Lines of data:
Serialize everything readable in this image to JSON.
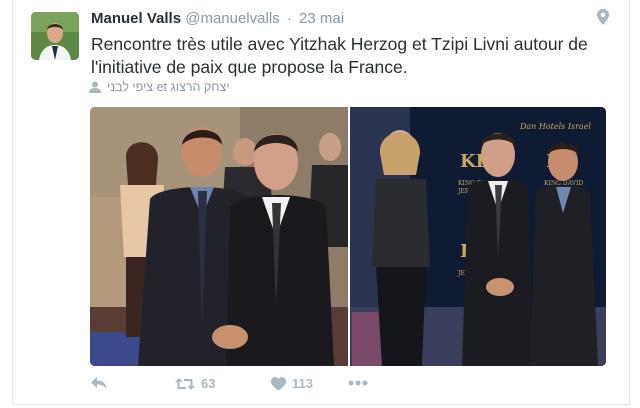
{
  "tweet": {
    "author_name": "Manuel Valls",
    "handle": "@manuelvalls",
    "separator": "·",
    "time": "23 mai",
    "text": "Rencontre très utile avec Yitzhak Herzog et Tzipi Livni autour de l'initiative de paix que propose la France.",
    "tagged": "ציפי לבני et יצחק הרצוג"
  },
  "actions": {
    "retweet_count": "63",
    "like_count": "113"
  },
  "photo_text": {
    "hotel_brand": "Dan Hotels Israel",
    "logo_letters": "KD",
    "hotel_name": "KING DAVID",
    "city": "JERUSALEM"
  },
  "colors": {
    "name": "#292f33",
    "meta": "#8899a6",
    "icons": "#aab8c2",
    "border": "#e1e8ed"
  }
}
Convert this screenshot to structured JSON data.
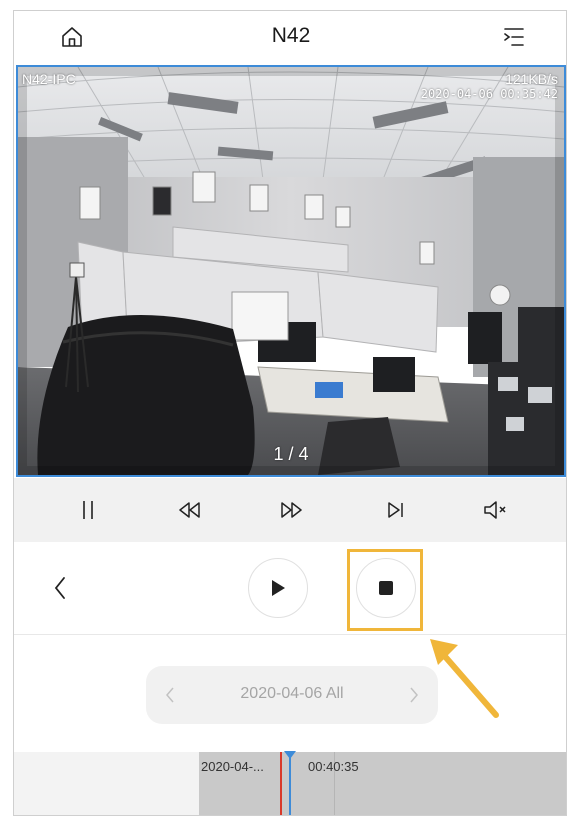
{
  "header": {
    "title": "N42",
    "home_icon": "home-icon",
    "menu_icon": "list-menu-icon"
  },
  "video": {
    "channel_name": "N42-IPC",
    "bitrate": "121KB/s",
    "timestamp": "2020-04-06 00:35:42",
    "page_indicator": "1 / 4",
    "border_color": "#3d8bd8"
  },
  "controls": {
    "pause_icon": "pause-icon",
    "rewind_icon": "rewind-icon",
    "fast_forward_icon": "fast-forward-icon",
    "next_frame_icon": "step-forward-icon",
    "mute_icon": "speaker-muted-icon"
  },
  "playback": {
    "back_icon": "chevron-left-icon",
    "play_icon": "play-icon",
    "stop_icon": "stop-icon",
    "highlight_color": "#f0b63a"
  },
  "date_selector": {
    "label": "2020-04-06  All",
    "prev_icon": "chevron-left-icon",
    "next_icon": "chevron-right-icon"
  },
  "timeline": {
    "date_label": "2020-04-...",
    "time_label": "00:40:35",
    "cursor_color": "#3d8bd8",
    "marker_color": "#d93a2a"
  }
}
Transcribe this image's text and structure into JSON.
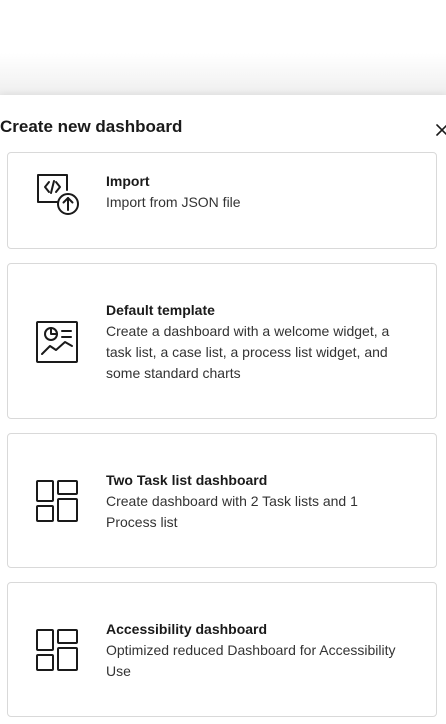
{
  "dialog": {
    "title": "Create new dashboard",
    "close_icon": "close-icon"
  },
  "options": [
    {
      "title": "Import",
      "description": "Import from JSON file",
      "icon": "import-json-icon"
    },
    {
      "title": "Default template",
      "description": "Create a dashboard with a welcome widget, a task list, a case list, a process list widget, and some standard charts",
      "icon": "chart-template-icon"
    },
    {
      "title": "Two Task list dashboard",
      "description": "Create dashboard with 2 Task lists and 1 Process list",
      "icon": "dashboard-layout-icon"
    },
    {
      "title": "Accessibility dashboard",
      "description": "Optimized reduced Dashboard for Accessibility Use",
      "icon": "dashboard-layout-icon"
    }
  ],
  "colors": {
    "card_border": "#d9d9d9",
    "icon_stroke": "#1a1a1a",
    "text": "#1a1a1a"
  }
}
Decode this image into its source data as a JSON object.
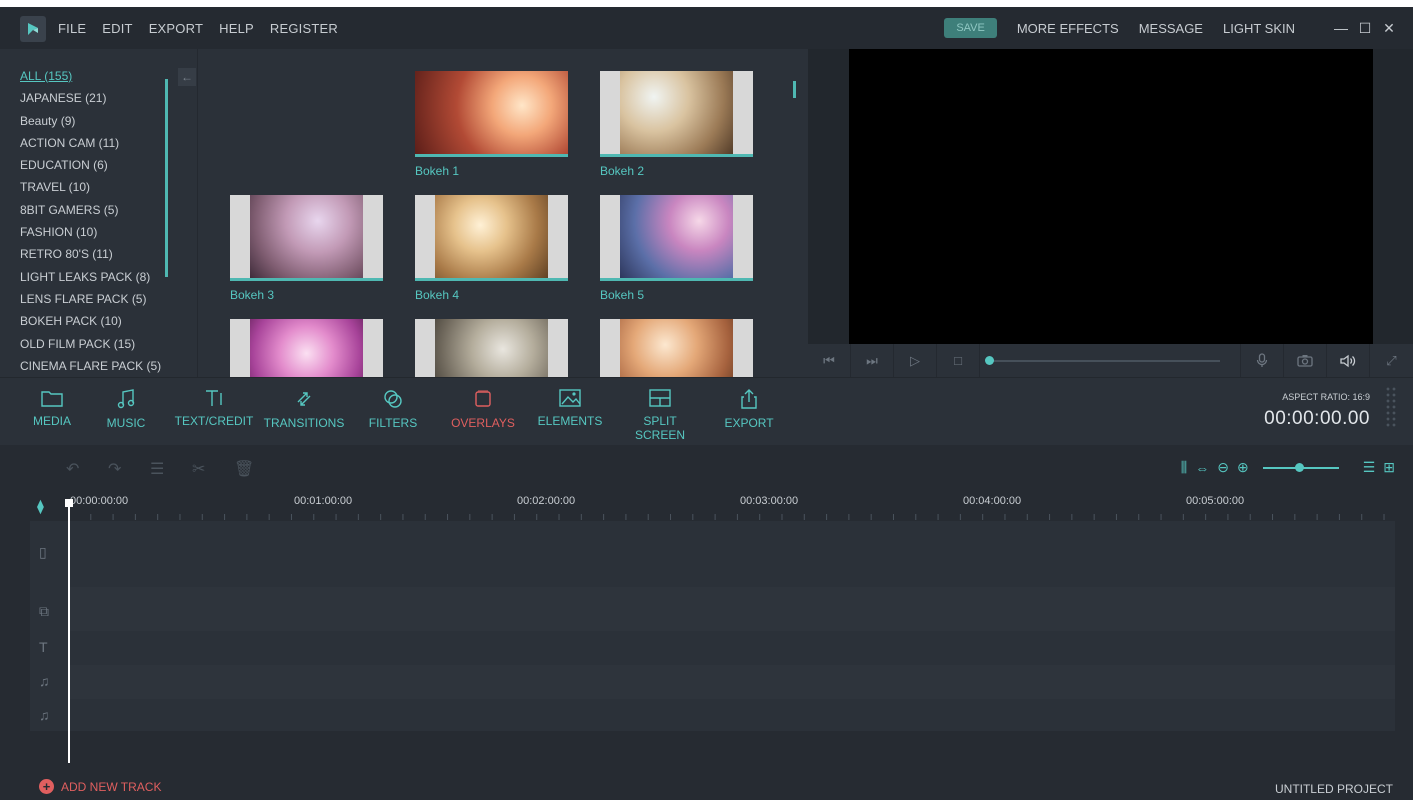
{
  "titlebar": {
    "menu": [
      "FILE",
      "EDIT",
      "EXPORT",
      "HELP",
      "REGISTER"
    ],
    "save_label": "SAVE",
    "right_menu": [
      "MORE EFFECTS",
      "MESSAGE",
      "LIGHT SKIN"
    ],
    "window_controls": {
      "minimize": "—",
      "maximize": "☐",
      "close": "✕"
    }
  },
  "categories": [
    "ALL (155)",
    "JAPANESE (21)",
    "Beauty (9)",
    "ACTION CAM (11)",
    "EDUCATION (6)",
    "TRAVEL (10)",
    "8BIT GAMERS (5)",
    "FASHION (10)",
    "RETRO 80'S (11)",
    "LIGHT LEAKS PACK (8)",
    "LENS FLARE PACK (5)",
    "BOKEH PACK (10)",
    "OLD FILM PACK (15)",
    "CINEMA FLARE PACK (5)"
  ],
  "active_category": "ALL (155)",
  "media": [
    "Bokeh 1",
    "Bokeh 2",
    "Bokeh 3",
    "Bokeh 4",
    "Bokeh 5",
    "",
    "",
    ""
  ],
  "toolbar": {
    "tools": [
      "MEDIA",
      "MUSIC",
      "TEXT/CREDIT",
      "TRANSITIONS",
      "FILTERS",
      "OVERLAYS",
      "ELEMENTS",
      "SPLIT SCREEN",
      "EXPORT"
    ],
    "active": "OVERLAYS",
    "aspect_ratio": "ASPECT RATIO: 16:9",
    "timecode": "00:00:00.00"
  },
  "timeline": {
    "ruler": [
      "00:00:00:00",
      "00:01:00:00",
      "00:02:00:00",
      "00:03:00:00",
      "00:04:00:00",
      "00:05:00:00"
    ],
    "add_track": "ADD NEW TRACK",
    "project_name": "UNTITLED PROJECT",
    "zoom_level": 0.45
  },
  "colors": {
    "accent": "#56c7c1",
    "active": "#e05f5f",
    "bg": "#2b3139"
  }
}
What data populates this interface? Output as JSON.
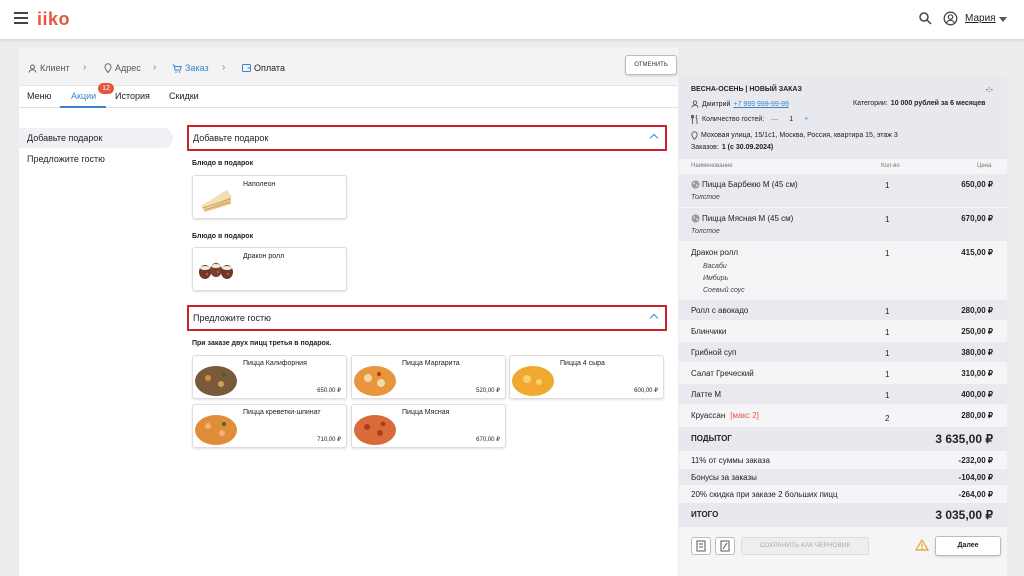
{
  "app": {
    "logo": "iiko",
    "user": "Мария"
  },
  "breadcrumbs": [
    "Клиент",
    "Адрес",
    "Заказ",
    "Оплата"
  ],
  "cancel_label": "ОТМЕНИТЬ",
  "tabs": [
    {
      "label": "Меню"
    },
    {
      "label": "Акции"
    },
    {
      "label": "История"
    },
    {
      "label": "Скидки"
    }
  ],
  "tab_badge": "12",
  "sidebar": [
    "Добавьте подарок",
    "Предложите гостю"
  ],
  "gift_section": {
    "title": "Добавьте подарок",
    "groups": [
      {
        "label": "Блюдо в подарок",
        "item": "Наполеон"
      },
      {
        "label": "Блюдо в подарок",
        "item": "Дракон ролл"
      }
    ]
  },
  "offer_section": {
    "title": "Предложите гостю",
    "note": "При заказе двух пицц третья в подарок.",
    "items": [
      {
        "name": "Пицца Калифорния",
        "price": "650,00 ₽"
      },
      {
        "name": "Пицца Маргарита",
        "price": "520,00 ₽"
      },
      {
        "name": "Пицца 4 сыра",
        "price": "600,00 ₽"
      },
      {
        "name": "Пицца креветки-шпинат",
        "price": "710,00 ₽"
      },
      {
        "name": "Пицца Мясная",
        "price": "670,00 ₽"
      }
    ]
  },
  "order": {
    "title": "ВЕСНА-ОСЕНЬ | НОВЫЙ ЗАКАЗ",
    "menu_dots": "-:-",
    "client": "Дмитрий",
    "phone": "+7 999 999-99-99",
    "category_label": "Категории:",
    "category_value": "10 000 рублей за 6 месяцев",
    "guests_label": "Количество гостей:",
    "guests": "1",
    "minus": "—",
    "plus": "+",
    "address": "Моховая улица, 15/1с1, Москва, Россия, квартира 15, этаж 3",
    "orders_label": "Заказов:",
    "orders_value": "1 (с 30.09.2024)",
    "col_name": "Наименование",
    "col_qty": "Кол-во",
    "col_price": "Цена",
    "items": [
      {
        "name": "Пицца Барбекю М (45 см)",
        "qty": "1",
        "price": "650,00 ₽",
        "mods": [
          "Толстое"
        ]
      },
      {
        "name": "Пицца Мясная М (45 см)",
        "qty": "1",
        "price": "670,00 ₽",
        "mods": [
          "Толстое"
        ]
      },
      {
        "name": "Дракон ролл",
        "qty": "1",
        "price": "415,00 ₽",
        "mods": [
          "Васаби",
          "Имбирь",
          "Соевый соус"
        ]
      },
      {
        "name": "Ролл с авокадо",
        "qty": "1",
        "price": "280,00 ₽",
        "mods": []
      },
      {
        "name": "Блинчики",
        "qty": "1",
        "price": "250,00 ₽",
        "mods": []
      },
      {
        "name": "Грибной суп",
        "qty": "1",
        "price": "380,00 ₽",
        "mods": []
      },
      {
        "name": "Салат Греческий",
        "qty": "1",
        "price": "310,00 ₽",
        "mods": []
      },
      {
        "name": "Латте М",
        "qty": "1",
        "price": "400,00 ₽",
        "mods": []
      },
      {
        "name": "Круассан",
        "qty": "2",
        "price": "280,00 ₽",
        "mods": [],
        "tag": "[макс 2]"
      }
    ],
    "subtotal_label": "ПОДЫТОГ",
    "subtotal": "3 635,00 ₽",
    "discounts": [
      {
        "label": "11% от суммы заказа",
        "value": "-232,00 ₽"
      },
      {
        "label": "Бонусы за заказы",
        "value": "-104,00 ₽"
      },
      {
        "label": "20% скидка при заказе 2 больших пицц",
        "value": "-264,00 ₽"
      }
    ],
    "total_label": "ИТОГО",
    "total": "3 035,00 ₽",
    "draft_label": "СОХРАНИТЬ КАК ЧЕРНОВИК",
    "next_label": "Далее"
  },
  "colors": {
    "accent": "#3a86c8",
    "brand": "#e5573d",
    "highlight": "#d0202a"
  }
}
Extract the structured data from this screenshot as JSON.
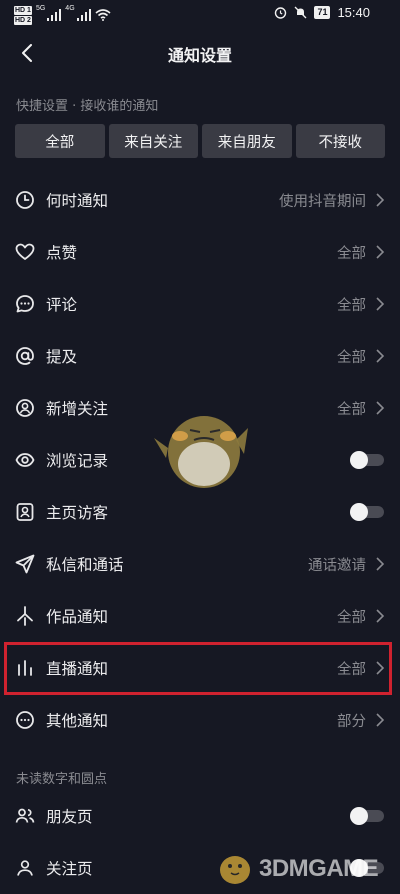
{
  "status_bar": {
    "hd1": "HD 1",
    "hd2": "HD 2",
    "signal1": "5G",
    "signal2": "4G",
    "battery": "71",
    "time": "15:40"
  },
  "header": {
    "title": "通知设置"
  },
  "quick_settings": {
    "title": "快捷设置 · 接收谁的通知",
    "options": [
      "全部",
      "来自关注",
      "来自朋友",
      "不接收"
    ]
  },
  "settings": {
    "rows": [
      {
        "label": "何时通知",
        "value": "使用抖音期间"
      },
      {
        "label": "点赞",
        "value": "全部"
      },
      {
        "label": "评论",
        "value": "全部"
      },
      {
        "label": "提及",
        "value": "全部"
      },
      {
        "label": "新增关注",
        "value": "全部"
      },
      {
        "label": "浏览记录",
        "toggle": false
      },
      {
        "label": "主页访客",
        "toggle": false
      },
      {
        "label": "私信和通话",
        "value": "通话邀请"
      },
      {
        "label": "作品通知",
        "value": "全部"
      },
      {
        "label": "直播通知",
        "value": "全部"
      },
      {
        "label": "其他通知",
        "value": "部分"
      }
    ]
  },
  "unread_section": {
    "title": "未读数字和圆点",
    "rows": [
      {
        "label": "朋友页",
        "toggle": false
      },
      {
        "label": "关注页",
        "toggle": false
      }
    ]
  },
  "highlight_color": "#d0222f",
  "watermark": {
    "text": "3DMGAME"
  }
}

■ What the task asks ■
Copy out all lines from the material above that contain the string "Предложите".

■ Response for this exercise ■
    "Предложите гостю"
    "title": "Предложите гостю",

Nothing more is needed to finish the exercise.